>> start MATERIAL TO PROCESS

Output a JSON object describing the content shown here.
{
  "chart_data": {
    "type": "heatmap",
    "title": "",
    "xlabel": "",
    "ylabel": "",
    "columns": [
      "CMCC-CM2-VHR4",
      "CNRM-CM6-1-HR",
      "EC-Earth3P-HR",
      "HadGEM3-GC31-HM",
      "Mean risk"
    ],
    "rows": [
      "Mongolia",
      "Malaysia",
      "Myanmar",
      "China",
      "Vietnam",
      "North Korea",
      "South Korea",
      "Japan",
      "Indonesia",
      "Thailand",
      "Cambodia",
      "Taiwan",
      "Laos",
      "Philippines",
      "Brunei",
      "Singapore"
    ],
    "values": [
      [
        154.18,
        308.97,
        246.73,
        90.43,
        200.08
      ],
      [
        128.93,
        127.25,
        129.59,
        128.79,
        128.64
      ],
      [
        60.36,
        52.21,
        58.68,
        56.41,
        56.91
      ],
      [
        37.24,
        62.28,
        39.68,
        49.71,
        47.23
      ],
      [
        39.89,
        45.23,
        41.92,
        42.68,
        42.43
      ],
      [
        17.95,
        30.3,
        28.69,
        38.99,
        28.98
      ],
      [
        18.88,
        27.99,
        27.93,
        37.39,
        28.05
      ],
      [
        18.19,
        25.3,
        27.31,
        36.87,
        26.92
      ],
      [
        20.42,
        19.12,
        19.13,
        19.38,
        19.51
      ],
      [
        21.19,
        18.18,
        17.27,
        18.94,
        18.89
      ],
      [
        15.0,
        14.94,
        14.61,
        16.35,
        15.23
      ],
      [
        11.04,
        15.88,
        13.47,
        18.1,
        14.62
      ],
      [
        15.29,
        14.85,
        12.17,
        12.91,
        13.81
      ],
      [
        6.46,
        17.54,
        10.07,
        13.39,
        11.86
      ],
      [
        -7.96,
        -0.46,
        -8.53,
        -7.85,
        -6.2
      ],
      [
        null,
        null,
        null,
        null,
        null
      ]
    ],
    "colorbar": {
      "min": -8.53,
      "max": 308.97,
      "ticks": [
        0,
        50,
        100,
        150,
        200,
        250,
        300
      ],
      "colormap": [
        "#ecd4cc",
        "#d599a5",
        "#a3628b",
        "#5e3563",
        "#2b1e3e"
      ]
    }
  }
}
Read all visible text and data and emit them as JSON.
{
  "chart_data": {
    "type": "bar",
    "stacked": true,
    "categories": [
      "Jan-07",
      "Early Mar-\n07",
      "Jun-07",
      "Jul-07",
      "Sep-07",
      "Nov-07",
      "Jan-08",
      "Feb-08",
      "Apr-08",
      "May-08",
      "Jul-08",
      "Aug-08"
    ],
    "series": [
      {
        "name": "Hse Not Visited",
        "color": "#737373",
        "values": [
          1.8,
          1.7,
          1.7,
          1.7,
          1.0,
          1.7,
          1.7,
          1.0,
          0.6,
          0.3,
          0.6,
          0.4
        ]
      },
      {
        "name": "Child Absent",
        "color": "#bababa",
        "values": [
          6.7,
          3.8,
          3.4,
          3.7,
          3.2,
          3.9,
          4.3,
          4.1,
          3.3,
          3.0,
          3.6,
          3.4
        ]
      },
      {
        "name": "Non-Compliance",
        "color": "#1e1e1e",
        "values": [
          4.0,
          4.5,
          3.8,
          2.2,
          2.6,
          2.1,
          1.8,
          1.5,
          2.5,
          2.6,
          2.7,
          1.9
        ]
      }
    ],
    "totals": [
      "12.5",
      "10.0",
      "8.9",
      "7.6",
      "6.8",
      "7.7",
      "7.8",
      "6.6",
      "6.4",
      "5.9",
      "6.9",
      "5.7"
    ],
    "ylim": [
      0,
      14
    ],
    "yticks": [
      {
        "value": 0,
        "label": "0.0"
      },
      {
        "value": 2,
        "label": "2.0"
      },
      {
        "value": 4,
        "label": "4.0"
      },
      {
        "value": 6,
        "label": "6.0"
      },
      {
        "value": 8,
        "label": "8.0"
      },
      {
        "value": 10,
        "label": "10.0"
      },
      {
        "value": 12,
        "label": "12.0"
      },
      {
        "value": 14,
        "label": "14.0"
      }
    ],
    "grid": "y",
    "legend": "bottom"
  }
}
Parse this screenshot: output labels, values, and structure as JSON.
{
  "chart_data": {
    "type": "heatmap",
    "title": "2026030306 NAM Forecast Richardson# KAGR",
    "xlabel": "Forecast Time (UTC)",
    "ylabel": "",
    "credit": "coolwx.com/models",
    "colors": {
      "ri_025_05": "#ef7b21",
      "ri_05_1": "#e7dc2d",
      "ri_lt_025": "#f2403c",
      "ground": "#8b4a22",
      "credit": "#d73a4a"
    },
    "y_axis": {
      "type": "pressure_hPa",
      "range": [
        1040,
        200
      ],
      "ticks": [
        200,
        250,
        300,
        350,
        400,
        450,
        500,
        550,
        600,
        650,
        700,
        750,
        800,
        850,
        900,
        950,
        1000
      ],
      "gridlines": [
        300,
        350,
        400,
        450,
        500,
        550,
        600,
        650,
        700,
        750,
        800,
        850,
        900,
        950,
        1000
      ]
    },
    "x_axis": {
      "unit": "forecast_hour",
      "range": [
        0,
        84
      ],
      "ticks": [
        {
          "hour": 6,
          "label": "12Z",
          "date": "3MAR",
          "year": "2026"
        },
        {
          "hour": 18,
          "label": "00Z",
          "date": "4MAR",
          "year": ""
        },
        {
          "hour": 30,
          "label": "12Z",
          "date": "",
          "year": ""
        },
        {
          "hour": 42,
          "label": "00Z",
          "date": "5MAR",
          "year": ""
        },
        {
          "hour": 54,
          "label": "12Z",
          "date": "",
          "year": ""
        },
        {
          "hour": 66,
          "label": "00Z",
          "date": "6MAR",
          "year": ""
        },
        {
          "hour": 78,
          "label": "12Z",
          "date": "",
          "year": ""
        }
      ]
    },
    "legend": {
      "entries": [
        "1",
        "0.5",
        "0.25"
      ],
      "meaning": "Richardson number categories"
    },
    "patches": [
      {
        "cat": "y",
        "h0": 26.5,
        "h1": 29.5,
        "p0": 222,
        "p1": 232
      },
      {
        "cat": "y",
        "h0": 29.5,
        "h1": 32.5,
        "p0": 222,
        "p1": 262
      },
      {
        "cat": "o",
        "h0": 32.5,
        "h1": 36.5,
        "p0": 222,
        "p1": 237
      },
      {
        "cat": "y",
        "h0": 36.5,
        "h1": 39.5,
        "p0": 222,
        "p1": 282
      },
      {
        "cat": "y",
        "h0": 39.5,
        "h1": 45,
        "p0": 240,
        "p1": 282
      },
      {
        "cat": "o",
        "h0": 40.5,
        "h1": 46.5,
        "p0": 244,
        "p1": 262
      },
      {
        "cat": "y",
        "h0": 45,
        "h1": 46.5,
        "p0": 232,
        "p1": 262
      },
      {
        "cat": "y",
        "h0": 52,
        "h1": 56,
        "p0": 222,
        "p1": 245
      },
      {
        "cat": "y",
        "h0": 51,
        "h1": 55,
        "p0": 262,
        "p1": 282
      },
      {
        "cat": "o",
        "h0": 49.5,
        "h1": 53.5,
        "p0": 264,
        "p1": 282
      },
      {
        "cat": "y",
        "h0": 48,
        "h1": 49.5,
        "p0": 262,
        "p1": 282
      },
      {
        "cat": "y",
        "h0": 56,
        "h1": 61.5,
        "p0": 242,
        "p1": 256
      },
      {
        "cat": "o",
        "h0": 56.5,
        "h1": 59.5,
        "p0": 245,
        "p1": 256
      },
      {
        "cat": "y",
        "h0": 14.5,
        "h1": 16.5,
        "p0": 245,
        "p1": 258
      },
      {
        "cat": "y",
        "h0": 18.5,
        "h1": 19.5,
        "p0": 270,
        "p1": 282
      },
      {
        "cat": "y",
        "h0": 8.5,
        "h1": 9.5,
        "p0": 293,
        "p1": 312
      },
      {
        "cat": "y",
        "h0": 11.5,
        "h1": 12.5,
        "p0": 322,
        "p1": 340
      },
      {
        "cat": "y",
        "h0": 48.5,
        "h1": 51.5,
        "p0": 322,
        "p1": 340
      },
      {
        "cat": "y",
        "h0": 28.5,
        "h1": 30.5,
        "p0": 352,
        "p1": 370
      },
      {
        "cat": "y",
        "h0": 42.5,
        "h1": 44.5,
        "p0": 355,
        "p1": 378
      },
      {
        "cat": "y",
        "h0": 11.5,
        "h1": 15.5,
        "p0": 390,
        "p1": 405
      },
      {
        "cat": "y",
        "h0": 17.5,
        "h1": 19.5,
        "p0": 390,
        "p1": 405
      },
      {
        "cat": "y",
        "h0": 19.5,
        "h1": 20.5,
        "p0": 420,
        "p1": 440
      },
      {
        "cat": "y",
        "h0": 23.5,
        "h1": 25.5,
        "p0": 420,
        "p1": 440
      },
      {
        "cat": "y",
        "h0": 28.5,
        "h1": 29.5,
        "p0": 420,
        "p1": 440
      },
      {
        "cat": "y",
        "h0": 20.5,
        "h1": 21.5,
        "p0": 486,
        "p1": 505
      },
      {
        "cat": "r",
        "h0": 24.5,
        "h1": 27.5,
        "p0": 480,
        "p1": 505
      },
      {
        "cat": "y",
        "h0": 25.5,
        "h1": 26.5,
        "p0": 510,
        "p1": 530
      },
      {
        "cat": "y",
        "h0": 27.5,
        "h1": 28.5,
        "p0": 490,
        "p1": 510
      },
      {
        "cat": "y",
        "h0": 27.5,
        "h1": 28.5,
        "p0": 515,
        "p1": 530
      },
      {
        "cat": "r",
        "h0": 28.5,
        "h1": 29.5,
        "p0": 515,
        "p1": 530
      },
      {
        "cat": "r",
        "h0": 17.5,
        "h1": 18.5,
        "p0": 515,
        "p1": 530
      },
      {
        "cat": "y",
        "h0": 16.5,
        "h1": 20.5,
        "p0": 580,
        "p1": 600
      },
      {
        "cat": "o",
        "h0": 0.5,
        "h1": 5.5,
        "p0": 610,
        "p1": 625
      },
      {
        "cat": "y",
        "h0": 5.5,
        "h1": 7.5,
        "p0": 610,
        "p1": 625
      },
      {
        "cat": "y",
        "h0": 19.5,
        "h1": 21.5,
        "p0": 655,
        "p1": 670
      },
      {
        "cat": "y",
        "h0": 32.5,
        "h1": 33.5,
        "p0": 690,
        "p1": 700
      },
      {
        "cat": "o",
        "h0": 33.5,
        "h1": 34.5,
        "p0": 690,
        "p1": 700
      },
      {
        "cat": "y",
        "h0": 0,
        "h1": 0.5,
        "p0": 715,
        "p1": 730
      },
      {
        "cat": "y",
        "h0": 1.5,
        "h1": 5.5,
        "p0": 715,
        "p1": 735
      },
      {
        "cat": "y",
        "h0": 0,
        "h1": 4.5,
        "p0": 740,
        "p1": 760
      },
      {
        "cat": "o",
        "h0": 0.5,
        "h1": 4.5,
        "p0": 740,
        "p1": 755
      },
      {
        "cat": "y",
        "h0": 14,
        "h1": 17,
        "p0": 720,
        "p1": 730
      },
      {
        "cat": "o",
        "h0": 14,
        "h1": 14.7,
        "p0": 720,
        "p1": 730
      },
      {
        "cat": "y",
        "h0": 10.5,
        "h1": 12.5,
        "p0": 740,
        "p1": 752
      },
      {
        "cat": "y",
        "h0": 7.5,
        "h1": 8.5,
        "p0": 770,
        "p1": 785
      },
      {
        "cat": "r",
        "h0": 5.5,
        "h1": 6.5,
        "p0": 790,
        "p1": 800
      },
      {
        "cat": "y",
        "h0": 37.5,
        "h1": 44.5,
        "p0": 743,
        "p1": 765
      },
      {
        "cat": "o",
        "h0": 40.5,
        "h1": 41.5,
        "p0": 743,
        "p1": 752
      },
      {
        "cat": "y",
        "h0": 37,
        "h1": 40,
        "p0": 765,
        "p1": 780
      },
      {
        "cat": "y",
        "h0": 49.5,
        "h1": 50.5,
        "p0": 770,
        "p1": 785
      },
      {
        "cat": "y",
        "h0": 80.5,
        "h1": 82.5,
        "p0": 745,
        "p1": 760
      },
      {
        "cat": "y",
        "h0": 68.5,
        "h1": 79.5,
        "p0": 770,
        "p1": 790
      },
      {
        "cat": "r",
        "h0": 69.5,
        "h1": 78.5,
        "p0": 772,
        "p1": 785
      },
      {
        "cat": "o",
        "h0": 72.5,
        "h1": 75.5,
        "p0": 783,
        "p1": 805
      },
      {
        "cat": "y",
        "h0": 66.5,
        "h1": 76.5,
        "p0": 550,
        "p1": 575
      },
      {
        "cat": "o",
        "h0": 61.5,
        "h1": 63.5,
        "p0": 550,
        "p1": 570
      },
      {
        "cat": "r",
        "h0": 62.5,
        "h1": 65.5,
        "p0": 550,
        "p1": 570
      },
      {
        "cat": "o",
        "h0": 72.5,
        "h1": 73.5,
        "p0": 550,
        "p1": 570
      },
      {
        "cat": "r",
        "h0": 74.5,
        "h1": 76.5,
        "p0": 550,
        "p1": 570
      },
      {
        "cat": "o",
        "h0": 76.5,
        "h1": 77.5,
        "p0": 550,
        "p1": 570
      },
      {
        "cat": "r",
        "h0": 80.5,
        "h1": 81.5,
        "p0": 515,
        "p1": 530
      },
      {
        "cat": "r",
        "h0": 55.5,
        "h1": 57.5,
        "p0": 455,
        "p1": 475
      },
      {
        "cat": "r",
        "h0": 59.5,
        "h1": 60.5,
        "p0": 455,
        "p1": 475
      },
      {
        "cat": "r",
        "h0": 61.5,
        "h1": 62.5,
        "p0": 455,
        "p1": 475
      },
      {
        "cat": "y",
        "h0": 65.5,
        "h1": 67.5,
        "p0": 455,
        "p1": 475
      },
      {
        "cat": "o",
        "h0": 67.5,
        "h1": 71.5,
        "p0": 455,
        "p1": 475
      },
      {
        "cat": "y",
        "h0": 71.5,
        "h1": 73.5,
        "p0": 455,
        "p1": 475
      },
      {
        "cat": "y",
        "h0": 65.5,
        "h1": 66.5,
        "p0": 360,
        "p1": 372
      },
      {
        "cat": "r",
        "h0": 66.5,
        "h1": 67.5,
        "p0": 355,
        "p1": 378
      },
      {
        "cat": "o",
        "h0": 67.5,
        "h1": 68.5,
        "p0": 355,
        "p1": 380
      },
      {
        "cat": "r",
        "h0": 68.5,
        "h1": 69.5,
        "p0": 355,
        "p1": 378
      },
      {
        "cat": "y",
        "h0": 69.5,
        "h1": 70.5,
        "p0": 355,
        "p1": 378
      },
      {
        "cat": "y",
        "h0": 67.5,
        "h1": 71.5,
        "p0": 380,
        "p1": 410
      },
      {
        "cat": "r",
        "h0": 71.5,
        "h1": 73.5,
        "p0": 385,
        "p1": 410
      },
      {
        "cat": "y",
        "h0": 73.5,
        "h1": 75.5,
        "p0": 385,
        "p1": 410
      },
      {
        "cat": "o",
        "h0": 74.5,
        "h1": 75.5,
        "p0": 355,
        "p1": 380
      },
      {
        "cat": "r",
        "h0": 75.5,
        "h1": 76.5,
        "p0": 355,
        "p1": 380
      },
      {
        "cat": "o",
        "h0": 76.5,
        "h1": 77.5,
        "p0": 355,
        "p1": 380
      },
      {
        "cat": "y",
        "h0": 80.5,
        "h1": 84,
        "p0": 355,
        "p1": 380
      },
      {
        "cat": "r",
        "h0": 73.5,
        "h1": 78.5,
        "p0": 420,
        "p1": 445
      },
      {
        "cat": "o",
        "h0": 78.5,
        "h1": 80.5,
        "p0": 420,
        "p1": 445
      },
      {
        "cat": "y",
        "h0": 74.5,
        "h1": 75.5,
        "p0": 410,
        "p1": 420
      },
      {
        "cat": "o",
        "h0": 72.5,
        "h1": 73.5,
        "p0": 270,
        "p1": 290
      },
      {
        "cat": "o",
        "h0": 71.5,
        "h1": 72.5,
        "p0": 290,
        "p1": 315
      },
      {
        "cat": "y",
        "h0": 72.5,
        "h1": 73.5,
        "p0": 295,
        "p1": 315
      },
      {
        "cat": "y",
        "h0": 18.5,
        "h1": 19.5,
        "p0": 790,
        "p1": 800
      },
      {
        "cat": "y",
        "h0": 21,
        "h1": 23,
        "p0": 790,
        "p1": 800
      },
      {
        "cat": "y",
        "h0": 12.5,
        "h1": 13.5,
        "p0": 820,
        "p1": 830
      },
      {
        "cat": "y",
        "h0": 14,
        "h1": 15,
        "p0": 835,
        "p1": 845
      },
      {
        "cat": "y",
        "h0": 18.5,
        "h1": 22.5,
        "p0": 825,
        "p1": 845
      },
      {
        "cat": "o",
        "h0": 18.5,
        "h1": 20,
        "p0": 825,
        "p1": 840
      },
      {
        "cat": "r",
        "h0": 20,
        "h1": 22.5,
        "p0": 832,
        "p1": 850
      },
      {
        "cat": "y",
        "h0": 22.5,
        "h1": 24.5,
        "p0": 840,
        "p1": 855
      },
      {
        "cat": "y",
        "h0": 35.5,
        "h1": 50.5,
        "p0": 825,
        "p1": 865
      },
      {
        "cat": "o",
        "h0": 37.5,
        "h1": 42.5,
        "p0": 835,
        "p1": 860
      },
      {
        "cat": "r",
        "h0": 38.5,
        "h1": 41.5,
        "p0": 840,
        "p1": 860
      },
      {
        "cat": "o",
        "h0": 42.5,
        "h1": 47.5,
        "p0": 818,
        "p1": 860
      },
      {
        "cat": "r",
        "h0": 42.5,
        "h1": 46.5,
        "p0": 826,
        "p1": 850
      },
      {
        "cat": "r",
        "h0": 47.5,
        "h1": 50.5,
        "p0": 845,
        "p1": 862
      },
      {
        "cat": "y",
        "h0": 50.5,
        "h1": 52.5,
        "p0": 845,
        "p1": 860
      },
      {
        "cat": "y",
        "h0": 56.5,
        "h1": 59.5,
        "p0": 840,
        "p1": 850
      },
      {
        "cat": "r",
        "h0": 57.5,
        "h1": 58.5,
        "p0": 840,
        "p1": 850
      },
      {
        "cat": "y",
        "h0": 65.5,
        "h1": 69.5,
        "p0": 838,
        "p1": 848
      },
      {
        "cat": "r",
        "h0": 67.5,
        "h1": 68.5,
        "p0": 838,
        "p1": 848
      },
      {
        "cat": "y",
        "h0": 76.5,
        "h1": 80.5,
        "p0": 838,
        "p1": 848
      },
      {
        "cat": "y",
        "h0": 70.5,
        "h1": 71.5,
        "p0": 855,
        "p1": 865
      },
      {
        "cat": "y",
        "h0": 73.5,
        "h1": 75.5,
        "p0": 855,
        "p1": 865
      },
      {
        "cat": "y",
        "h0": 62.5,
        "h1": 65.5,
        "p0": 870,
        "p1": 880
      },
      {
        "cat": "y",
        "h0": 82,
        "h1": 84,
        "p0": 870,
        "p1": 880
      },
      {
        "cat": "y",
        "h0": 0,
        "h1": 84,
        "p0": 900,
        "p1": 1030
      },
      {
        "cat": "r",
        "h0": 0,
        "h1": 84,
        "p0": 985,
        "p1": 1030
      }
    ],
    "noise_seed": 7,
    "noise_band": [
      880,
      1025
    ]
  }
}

>> end MATERIAL TO PROCESS

__WHAT YOU HAVE TO DO__.
From the listing above, pick out each line where the word "type" appears.

__ANSWER TO THIS PROBLEM__.
    "type": "heatmap",
    "type": "bar",
    "type": "heatmap",
      "type": "pressure_hPa",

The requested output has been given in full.